* GIVEN EXERCISE *
Extract the complete data exactly as given.

________________

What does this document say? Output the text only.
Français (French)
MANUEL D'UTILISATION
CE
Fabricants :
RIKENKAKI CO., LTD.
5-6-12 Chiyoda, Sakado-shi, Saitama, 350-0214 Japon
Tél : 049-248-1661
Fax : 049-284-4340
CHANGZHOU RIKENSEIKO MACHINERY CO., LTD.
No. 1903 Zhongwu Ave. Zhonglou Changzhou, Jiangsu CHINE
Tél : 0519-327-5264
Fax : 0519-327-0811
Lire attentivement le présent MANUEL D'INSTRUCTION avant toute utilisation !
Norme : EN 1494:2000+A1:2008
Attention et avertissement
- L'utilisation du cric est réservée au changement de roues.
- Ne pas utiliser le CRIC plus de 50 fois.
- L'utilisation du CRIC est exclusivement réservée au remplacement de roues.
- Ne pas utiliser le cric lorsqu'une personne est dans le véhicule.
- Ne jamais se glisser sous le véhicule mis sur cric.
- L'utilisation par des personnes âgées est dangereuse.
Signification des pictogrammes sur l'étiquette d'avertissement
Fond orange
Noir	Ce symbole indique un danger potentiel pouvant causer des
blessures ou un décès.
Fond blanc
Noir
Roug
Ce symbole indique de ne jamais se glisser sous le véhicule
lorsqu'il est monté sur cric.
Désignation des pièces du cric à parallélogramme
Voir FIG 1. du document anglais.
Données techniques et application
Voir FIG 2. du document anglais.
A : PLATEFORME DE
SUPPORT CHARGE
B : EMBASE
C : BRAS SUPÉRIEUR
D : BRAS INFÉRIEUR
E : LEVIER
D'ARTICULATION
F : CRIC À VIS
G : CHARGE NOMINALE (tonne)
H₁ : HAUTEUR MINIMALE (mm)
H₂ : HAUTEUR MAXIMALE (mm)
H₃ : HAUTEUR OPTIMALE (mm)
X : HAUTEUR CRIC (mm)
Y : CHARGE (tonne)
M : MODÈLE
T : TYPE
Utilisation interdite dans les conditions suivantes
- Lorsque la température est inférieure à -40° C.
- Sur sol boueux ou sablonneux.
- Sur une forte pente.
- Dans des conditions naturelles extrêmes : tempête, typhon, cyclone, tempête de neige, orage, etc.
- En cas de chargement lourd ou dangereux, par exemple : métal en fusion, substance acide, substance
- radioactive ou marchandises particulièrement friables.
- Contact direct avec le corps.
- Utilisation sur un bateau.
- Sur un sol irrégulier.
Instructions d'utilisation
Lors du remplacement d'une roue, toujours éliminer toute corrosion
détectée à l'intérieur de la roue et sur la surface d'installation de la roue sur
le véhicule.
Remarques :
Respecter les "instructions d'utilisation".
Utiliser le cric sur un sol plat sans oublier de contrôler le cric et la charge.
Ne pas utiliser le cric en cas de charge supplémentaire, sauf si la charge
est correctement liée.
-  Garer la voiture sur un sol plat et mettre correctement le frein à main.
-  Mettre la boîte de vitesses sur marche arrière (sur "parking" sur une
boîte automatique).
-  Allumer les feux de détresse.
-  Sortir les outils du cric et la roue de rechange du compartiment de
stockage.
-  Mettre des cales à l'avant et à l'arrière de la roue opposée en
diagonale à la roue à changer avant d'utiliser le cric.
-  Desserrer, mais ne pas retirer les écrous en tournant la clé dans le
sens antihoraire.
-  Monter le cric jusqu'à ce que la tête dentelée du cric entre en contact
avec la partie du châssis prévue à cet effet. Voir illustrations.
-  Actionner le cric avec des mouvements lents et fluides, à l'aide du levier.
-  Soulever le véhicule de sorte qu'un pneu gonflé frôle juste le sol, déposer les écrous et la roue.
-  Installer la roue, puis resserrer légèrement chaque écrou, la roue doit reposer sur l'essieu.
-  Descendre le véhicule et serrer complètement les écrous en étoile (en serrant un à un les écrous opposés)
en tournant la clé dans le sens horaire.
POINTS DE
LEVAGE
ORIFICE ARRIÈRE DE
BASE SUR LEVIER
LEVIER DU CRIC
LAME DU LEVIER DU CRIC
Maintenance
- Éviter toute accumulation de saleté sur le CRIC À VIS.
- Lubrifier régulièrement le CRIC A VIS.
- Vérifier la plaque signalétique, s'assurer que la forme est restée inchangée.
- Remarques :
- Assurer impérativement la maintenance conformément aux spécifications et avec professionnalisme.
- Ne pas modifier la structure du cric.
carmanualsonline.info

________________

* SOLUTION TO THIS EXERCISE *
What does this document say? Output the text only.
Français (French)
MANUEL D'UTILISATION
CE
Fabricants :
RIKENKAKI CO., LTD.
5-6-12 Chiyoda, Sakado-shi, Saitama, 350-0214 Japon
Tél : 049-248-1661
Fax : 049-284-4340
CHANGZHOU RIKENSEIKO MACHINERY CO., LTD.
No. 1903 Zhongwu Ave. Zhonglou Changzhou, Jiangsu CHINE
Tél : 0519-327-5264
Fax : 0519-327-0811
Lire attentivement le présent MANUEL D'INSTRUCTION avant toute utilisation !
Norme : EN 1494:2000+A1:2008
Attention et avertissement
- L'utilisation du cric est réservée au changement de roues.
- Ne pas utiliser le CRIC plus de 50 fois.
- L'utilisation du CRIC est exclusivement réservée au remplacement de roues.
- Ne pas utiliser le cric lorsqu'une personne est dans le véhicule.
- Ne jamais se glisser sous le véhicule mis sur cric.
- L'utilisation par des personnes âgées est dangereuse.
Signification des pictogrammes sur l'étiquette d'avertissement
Fond orange
Noir	Ce symbole indique un danger potentiel pouvant causer des
blessures ou un décès.
Fond blanc
Noir
Roug
Ce symbole indique de ne jamais se glisser sous le véhicule
lorsqu'il est monté sur cric.
Désignation des pièces du cric à parallélogramme
Voir FIG 1. du document anglais.
Données techniques et application
Voir FIG 2. du document anglais.
A : PLATEFORME DE
SUPPORT CHARGE
B : EMBASE
C : BRAS SUPÉRIEUR
D : BRAS INFÉRIEUR
E : LEVIER
D'ARTICULATION
F : CRIC À VIS
G : CHARGE NOMINALE (tonne)
H₁ : HAUTEUR MINIMALE (mm)
H₂ : HAUTEUR MAXIMALE (mm)
H₃ : HAUTEUR OPTIMALE (mm)
X : HAUTEUR CRIC (mm)
Y : CHARGE (tonne)
M : MODÈLE
T : TYPE
Utilisation interdite dans les conditions suivantes
- Lorsque la température est inférieure à -40° C.
- Sur sol boueux ou sablonneux.
- Sur une forte pente.
- Dans des conditions naturelles extrêmes : tempête, typhon, cyclone, tempête de neige, orage, etc.
- En cas de chargement lourd ou dangereux, par exemple : métal en fusion, substance acide, substance
- radioactive ou marchandises particulièrement friables.
- Contact direct avec le corps.
- Utilisation sur un bateau.
- Sur un sol irrégulier.
Instructions d'utilisation
Lors du remplacement d'une roue, toujours éliminer toute corrosion
détectée à l'intérieur de la roue et sur la surface d'installation de la roue sur
le véhicule.
Remarques :
Respecter les "instructions d'utilisation".
Utiliser le cric sur un sol plat sans oublier de contrôler le cric et la charge.
Ne pas utiliser le cric en cas de charge supplémentaire, sauf si la charge
est correctement liée.
-  Garer la voiture sur un sol plat et mettre correctement le frein à main.
-  Mettre la boîte de vitesses sur marche arrière (sur "parking" sur une
boîte automatique).
-  Allumer les feux de détresse.
-  Sortir les outils du cric et la roue de rechange du compartiment de
stockage.
-  Mettre des cales à l'avant et à l'arrière de la roue opposée en
diagonale à la roue à changer avant d'utiliser le cric.
-  Desserrer, mais ne pas retirer les écrous en tournant la clé dans le
sens antihoraire.
-  Monter le cric jusqu'à ce que la tête dentelée du cric entre en contact
avec la partie du châssis prévue à cet effet. Voir illustrations.
-  Actionner le cric avec des mouvements lents et fluides, à l'aide du levier.
-  Soulever le véhicule de sorte qu'un pneu gonflé frôle juste le sol, déposer les écrous et la roue.
-  Installer la roue, puis resserrer légèrement chaque écrou, la roue doit reposer sur l'essieu.
-  Descendre le véhicule et serrer complètement les écrous en étoile (en serrant un à un les écrous opposés)
en tournant la clé dans le sens horaire.
POINTS DE
LEVAGE
ORIFICE ARRIÈRE DE
BASE SUR LEVIER
LEVIER DU CRIC
LAME DU LEVIER DU CRIC
Maintenance
- Éviter toute accumulation de saleté sur le CRIC À VIS.
- Lubrifier régulièrement le CRIC A VIS.
- Vérifier la plaque signalétique, s'assurer que la forme est restée inchangée.
- Remarques :
- Assurer impérativement la maintenance conformément aux spécifications et avec professionnalisme.
- Ne pas modifier la structure du cric.
carmanualsonline.info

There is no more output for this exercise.